— Metin —
--------

Türk futbolcusunun medyayla imtihanı...

Aslında sadece futbolcuları değil, kısa sürede paraya ve şöhrete ulaşan oyuncuları, şarkıcıları hepsini dahil etmek lazım buna...

Haberin Devamı

Medyanın ne işe yaradığını bilmiyorlar.
Sadece ve sadece alkışlanmak, pohpohlanmak istiyorlar.
En ufak bir eleştiride ağızları bozuluyor, son Arda Turan örneğinde olduğu gibi gazeteci dövmeye kalkıyorlar.
İstiyorlar ki oynadıkları futbol hep alkışlansın, dizileri hep beğenilsin, oyunculukları hep övülsün...
Edindikleri parayla, güçle, kariyerle, popülariteyle istedikleri her şeyi yapabileceklerini sanıyorlar...
Para ve şöhret çok hızlı kana karışınca kimyaları bozuluyor.
Arda gerçekten de çok iyi bir insan... Ama iyi insanlar 60 yaşını devirmiş babasından büyük bir büyüğünün boğazına sarılmaz, ana avrat küfretmez, üzerine saldırmaz...
Yazdığını beğenmeyebilirsin, gazeteci yanlış/abartılı yazmış olabilir, senin de gazeteler kadar okunan sosyal medya hesabın var yanıt verirsin olur biter...
Selam vermezsin, görmezden gelirsin geçer gider...
Hakaret varsa, haksızlık varsa da gider hukuki yollardan hakkını ararsın.
Ne demek saldırmak, dövmeye kalkmak, boğazına sarılmak?
Dağ başı mı burası?
Bunu yapan da milli takımın kaptanı...
Üstelik sadece gazeteciye değil, “Seni bu uçağa alanın...” diyerek Fatih Terim’e ve Federasyon Başkanı’na da hakaret ediyor.
Ve aynı uçaktaki yetkililerden kimse Arda’ya ses çıkarmıyor...
Dövmeye kalktığın Bilal Meşe mesleğe 45 yılını vermiş biri...
300’ün üzerinde milli maçı yerinde izlemiş, Arda’dan önce de meslekte, muhtemelen Arda’dan sonra da olacak...
Ayrıca sana bir şey söyleyeyim Arda, Futbol Federasyonu Bilal Meşe’yi sadece uçağa almakla kalmıyor röportajını bile sitesinde yayınlayarak onurlandırıyor.
Yerden göğe kadar haklı olabilirsin Arda ama öfkene hakim olamayıp değil mi ki şiddete başvurdun, savunulacak hiçbir yerin kalmadı.
Açıklamasında, “Belki yaptığım doğru değil ama dürüstçe, onurlu, şerefli bir davranış” diyerek de şiddeti kutsuyor hâlâ...
Belli ki Arda’nın sinirleri çok yıpranmış durumda...
Özel hayatı, Barcelona kariyeri falan derken kendisine hiç yakışmayan bir olaya imza attı...

Haberin Devamı

İtiş kakış haberciliği

Yıllardır yaza yaza galalarda, siyasetçilerin basın toplantılarında kamera ve muhabir kargaşasını bir nebze düzelttik...

--------

— Ham veri —
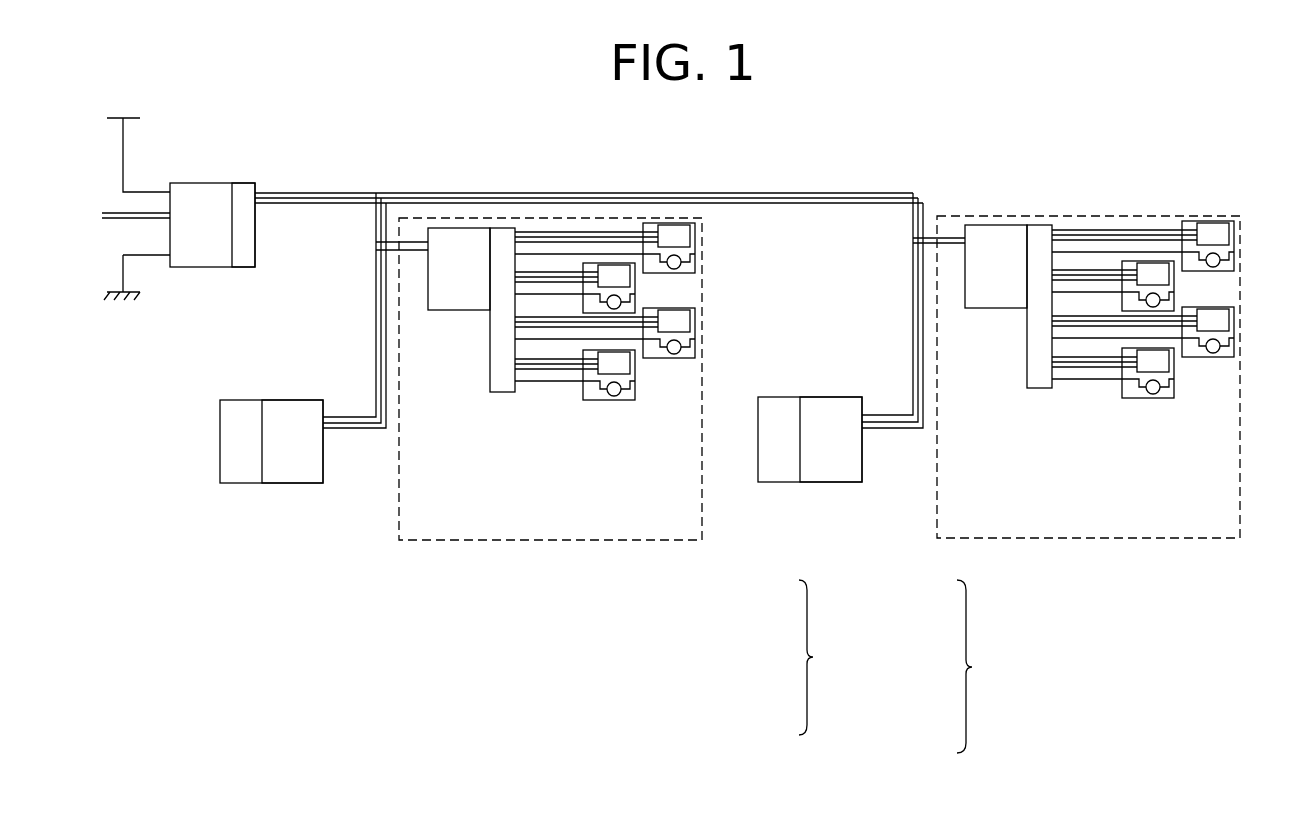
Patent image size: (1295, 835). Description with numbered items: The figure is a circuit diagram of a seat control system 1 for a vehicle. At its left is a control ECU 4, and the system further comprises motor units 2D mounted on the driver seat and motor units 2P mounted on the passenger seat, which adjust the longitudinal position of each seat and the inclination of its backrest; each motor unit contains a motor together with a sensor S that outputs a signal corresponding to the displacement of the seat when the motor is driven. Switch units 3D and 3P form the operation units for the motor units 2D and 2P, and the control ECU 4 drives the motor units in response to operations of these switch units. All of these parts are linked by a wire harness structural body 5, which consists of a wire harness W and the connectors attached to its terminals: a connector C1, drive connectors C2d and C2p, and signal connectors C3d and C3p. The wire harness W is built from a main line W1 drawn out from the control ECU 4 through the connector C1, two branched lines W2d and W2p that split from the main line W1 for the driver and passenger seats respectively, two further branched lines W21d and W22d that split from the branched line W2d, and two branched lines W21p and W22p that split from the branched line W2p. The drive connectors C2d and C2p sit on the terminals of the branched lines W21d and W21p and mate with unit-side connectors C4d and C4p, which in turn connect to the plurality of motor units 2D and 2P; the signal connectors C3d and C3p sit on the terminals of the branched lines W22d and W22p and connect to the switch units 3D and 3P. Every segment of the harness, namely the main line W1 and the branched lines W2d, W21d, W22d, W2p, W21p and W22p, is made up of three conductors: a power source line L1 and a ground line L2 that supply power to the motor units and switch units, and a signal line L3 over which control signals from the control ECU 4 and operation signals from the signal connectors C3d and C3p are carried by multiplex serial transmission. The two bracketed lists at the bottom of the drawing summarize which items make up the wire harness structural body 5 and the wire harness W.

--------

— Kısa görev 1 —
Metinde "Aslında sadece futbolcuları" sözlerinden "oyunculukları hep övülsün..." sözlerine kadar olan her şeyi yeniden yaz. Bu bölümü, "pohpohlanmak" yerine "övülmek" koyarak güncelle.
— Kısa görev 2 —
Aşağıdaki ifadelerin her biri metinle uyuşuyor mu? Her birine evet ya da hayır diye karşılık ver ve kararı belirleyen metin sözlerini birebir alıntıla.
(a) Bilal Meşe mesleğe 45 yılını vermiştir.
(b) Uçaktaki yetkililer Arda'ya tepki göstermiştir.
(c) Bilal Meşe 200'den az milli maçı yerinde izlemiştir.

— Yazılı yanıt 1 —
Aslında sadece futbolcuları değil, kısa sürede paraya ve şöhrete ulaşan oyuncuları, şarkıcıları hepsini dahil etmek lazım buna...

Haberin Devamı

Medyanın ne işe yaradığını bilmiyorlar.
Sadece ve sadece alkışlanmak, övülmek istiyorlar.
En ufak bir eleştiride ağızları bozuluyor, son Arda Turan örneğinde olduğu gibi gazeteci dövmeye kalkıyorlar.
İstiyorlar ki oynadıkları futbol hep alkışlansın, dizileri hep beğenilsin, oyunculukları hep övülsün...

— Yazılı yanıt 2 —
(a) Evet: "Dövmeye kalktığın Bilal Meşe mesleğe 45 yılını vermiş biri..."
(b) Hayır: "Ve aynı uçaktaki yetkililerden kimse Arda’ya ses çıkarmıyor..."
(c) Hayır: "300’ün üzerinde milli maçı yerinde izlemiş"